**Objective:**
All of the data that follows should be retyped exactly, please, except the pictures.
··········
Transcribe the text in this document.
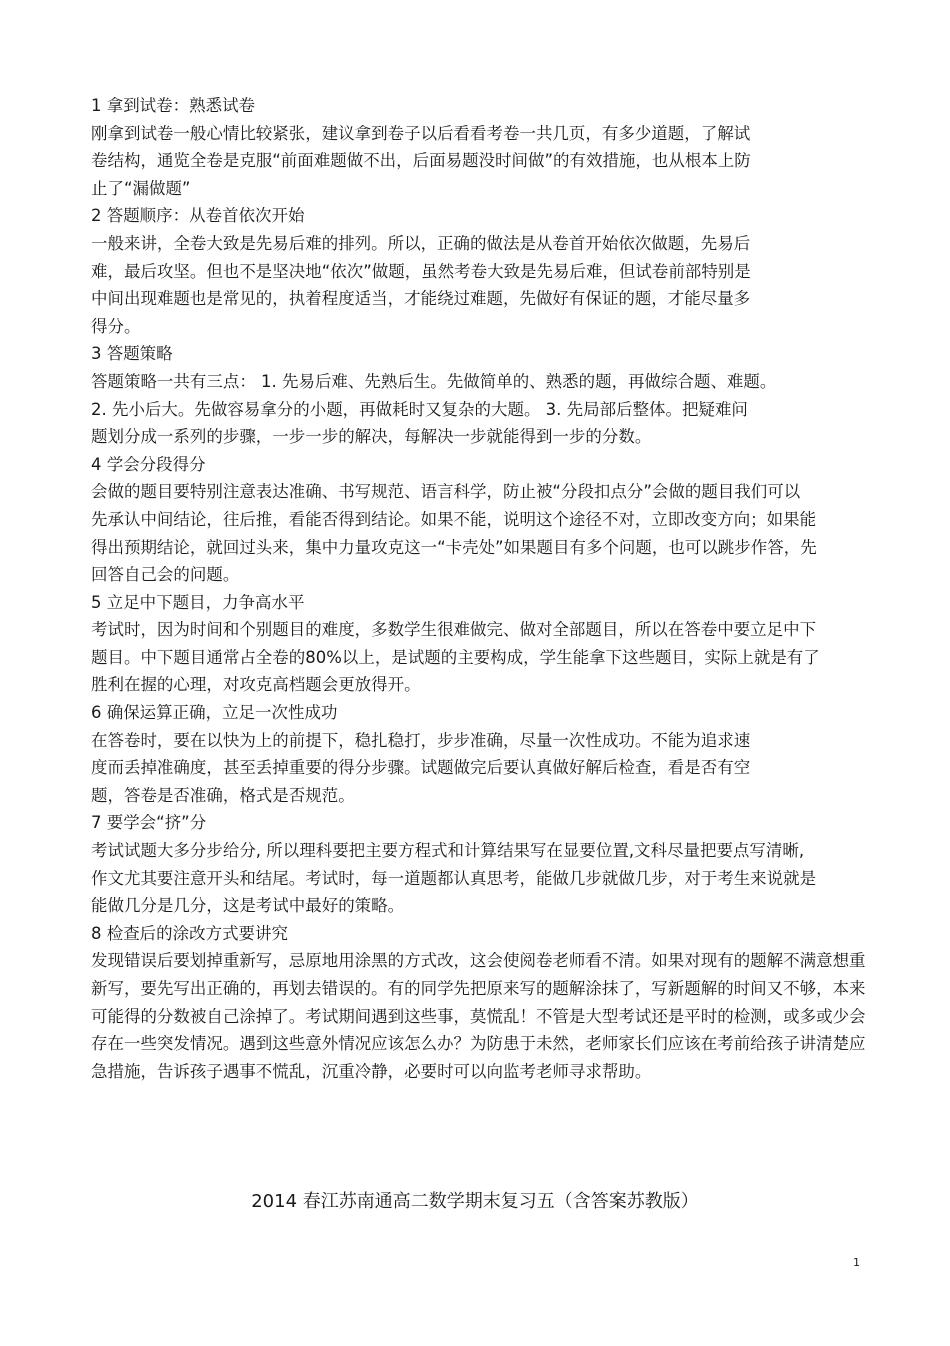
1 拿到试卷：熟悉试卷
刚拿到试卷一般心情比较紧张，建议拿到卷子以后看看考卷一共几页，有多少道题，了解试
卷结构，通览全卷是克服“前面难题做不出，后面易题没时间做”的有效措施，也从根本上防
止了“漏做题”
2 答题顺序：从卷首依次开始
一般来讲，全卷大致是先易后难的排列。所以，正确的做法是从卷首开始依次做题，先易后
难，最后攻坚。但也不是坚决地“依次”做题，虽然考卷大致是先易后难，但试卷前部特别是
中间出现难题也是常见的，执着程度适当，才能绕过难题，先做好有保证的题，才能尽量多
得分。
3 答题策略
答题策略一共有三点： 1. 先易后难、先熟后生。先做简单的、熟悉的题，再做综合题、难题。
2. 先小后大。先做容易拿分的小题，再做耗时又复杂的大题。 3. 先局部后整体。把疑难问
题划分成一系列的步骤，一步一步的解决，每解决一步就能得到一步的分数。
4 学会分段得分
会做的题目要特别注意表达准确、书写规范、语言科学，防止被“分段扣点分”会做的题目我们可以
先承认中间结论，往后推，看能否得到结论。如果不能，说明这个途径不对，立即改变方向；如果能
得出预期结论，就回过头来，集中力量攻克这一“卡壳处”如果题目有多个问题，也可以跳步作答，先
回答自己会的问题。
5 立足中下题目，力争高水平
考试时，因为时间和个别题目的难度，多数学生很难做完、做对全部题目，所以在答卷中要立足中下
题目。中下题目通常占全卷的80%以上，是试题的主要构成，学生能拿下这些题目，实际上就是有了
胜利在握的心理，对攻克高档题会更放得开。
6 确保运算正确，立足一次性成功
在答卷时，要在以快为上的前提下，稳扎稳打，步步准确，尽量一次性成功。不能为追求速
度而丢掉准确度，甚至丢掉重要的得分步骤。试题做完后要认真做好解后检查，看是否有空
题，答卷是否准确，格式是否规范。
7 要学会“挤”分
考试试题大多分步给分, 所以理科要把主要方程式和计算结果写在显要位置,文科尽量把要点写清晰,
作文尤其要注意开头和结尾。考试时，每一道题都认真思考，能做几步就做几步，对于考生来说就是
能做几分是几分，这是考试中最好的策略。
8 检查后的涂改方式要讲究
发现错误后要划掉重新写，忌原地用涂黑的方式改，这会使阅卷老师看不清。如果对现有的题解不满意想重
新写，要先写出正确的，再划去错误的。有的同学先把原来写的题解涂抹了，写新题解的时间又不够，本来
可能得的分数被自己涂掉了。考试期间遇到这些事，莫慌乱！不管是大型考试还是平时的检测，或多或少会
存在一些突发情况。遇到这些意外情况应该怎么办？为防患于未然，老师家长们应该在考前给孩子讲清楚应
急措施，告诉孩子遇事不慌乱，沉重冷静，必要时可以向监考老师寻求帮助。
2014 春江苏南通高二数学期末复习五（含答案苏教版）
1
··········
**Answer to the task:**
Transcribe the text in this document.
1 拿到试卷：熟悉试卷
刚拿到试卷一般心情比较紧张，建议拿到卷子以后看看考卷一共几页，有多少道题，了解试
卷结构，通览全卷是克服“前面难题做不出，后面易题没时间做”的有效措施，也从根本上防
止了“漏做题”
2 答题顺序：从卷首依次开始
一般来讲，全卷大致是先易后难的排列。所以，正确的做法是从卷首开始依次做题，先易后
难，最后攻坚。但也不是坚决地“依次”做题，虽然考卷大致是先易后难，但试卷前部特别是
中间出现难题也是常见的，执着程度适当，才能绕过难题，先做好有保证的题，才能尽量多
得分。
3 答题策略
答题策略一共有三点： 1. 先易后难、先熟后生。先做简单的、熟悉的题，再做综合题、难题。
2. 先小后大。先做容易拿分的小题，再做耗时又复杂的大题。 3. 先局部后整体。把疑难问
题划分成一系列的步骤，一步一步的解决，每解决一步就能得到一步的分数。
4 学会分段得分
会做的题目要特别注意表达准确、书写规范、语言科学，防止被“分段扣点分”会做的题目我们可以
先承认中间结论，往后推，看能否得到结论。如果不能，说明这个途径不对，立即改变方向；如果能
得出预期结论，就回过头来，集中力量攻克这一“卡壳处”如果题目有多个问题，也可以跳步作答，先
回答自己会的问题。
5 立足中下题目，力争高水平
考试时，因为时间和个别题目的难度，多数学生很难做完、做对全部题目，所以在答卷中要立足中下
题目。中下题目通常占全卷的80%以上，是试题的主要构成，学生能拿下这些题目，实际上就是有了
胜利在握的心理，对攻克高档题会更放得开。
6 确保运算正确，立足一次性成功
在答卷时，要在以快为上的前提下，稳扎稳打，步步准确，尽量一次性成功。不能为追求速
度而丢掉准确度，甚至丢掉重要的得分步骤。试题做完后要认真做好解后检查，看是否有空
题，答卷是否准确，格式是否规范。
7 要学会“挤”分
考试试题大多分步给分, 所以理科要把主要方程式和计算结果写在显要位置,文科尽量把要点写清晰,
作文尤其要注意开头和结尾。考试时，每一道题都认真思考，能做几步就做几步，对于考生来说就是
能做几分是几分，这是考试中最好的策略。
8 检查后的涂改方式要讲究
发现错误后要划掉重新写，忌原地用涂黑的方式改，这会使阅卷老师看不清。如果对现有的题解不满意想重
新写，要先写出正确的，再划去错误的。有的同学先把原来写的题解涂抹了，写新题解的时间又不够，本来
可能得的分数被自己涂掉了。考试期间遇到这些事，莫慌乱！不管是大型考试还是平时的检测，或多或少会
存在一些突发情况。遇到这些意外情况应该怎么办？为防患于未然，老师家长们应该在考前给孩子讲清楚应
急措施，告诉孩子遇事不慌乱，沉重冷静，必要时可以向监考老师寻求帮助。
2014 春江苏南通高二数学期末复习五（含答案苏教版）
1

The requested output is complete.